Items from a data source:
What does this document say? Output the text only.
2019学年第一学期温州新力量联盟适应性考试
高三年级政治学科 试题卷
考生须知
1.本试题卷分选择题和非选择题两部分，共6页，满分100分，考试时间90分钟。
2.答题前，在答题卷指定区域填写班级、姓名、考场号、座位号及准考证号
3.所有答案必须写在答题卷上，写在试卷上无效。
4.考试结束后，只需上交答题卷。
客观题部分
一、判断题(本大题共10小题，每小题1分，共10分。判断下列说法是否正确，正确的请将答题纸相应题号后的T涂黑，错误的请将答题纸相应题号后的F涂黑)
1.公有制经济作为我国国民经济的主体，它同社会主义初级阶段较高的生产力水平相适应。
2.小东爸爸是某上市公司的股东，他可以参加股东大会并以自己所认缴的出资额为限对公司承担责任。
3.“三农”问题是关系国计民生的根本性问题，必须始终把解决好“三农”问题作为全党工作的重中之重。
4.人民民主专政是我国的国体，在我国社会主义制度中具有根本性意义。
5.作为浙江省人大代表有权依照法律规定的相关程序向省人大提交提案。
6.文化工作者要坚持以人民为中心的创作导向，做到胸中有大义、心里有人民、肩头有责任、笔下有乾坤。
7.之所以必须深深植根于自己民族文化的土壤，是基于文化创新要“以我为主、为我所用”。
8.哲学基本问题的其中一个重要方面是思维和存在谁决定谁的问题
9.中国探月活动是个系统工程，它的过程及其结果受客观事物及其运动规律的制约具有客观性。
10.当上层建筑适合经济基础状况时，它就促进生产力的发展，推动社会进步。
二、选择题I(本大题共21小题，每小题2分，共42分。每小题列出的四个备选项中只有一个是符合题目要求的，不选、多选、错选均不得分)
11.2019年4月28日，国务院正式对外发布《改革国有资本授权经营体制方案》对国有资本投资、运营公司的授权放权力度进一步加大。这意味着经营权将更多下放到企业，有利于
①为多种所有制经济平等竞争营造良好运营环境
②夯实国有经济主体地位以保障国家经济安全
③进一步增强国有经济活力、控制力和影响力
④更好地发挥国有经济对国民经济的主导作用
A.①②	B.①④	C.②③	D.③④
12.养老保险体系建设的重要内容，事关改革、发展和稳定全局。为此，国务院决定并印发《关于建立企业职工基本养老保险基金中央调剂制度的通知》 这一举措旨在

WHAT TO WORK ON: Your task is to retype all the records above with nothing left out.

RESULT OF THIS TASK:
What does this document say? Output the text only.
2019学年第一学期温州新力量联盟适应性考试
高三年级政治学科 试题卷
考生须知
1.本试题卷分选择题和非选择题两部分，共6页，满分100分，考试时间90分钟。
2.答题前，在答题卷指定区域填写班级、姓名、考场号、座位号及准考证号
3.所有答案必须写在答题卷上，写在试卷上无效。
4.考试结束后，只需上交答题卷。
客观题部分
一、判断题(本大题共10小题，每小题1分，共10分。判断下列说法是否正确，正确的请将答题纸相应题号后的T涂黑，错误的请将答题纸相应题号后的F涂黑)
1.公有制经济作为我国国民经济的主体，它同社会主义初级阶段较高的生产力水平相适应。
2.小东爸爸是某上市公司的股东，他可以参加股东大会并以自己所认缴的出资额为限对公司承担责任。
3.“三农”问题是关系国计民生的根本性问题，必须始终把解决好“三农”问题作为全党工作的重中之重。
4.人民民主专政是我国的国体，在我国社会主义制度中具有根本性意义。
5.作为浙江省人大代表有权依照法律规定的相关程序向省人大提交提案。
6.文化工作者要坚持以人民为中心的创作导向，做到胸中有大义、心里有人民、肩头有责任、笔下有乾坤。
7.之所以必须深深植根于自己民族文化的土壤，是基于文化创新要“以我为主、为我所用”。
8.哲学基本问题的其中一个重要方面是思维和存在谁决定谁的问题
9.中国探月活动是个系统工程，它的过程及其结果受客观事物及其运动规律的制约具有客观性。
10.当上层建筑适合经济基础状况时，它就促进生产力的发展，推动社会进步。
二、选择题I(本大题共21小题，每小题2分，共42分。每小题列出的四个备选项中只有一个是符合题目要求的，不选、多选、错选均不得分)
11.2019年4月28日，国务院正式对外发布《改革国有资本授权经营体制方案》对国有资本投资、运营公司的授权放权力度进一步加大。这意味着经营权将更多下放到企业，有利于
①为多种所有制经济平等竞争营造良好运营环境
②夯实国有经济主体地位以保障国家经济安全
③进一步增强国有经济活力、控制力和影响力
④更好地发挥国有经济对国民经济的主导作用
A.①②	B.①④	C.②③	D.③④
12.养老保险体系建设的重要内容，事关改革、发展和稳定全局。为此，国务院决定并印发《关于建立企业职工基本养老保险基金中央调剂制度的通知》 这一举措旨在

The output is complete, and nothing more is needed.